**Material provided:**
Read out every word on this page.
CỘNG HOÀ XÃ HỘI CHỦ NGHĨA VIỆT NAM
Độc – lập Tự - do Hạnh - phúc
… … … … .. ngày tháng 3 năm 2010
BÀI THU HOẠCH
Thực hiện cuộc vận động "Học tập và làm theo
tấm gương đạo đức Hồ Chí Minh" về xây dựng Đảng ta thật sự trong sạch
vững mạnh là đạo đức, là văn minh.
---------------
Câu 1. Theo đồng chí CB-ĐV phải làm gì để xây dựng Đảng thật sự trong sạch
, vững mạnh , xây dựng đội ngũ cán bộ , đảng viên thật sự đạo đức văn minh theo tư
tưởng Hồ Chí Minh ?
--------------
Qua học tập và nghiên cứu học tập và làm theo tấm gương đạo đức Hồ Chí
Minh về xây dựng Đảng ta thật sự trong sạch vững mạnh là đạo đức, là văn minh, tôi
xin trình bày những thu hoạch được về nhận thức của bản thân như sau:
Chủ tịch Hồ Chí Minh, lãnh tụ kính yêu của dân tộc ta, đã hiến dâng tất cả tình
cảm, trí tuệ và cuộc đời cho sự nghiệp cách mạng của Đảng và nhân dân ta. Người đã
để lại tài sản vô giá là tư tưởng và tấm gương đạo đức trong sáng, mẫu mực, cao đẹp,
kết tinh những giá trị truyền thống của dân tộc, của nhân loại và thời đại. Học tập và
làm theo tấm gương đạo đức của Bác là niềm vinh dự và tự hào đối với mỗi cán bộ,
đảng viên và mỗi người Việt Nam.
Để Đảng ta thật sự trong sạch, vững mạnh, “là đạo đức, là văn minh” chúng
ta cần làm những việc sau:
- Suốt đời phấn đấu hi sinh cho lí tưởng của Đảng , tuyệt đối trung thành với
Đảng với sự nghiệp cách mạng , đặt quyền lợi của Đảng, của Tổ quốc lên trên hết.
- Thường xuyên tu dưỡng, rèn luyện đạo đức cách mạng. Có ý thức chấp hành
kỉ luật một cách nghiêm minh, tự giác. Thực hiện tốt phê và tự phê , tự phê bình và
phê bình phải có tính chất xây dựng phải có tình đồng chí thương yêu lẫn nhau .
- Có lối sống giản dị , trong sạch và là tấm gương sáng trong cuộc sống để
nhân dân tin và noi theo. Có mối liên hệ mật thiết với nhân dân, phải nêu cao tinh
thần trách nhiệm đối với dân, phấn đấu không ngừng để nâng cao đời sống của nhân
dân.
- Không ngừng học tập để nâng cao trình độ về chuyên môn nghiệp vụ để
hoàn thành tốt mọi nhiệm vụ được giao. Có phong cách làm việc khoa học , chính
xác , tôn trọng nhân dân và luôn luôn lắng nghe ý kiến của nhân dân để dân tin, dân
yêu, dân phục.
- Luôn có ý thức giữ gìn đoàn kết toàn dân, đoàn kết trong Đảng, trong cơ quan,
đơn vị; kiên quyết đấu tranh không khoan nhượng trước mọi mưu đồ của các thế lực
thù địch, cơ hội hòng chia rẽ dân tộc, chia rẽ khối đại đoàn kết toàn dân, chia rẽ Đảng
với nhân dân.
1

**Required task:** Determine how many lines of the data contain the word "toàn", and reply with that number only.

**Task result:** 2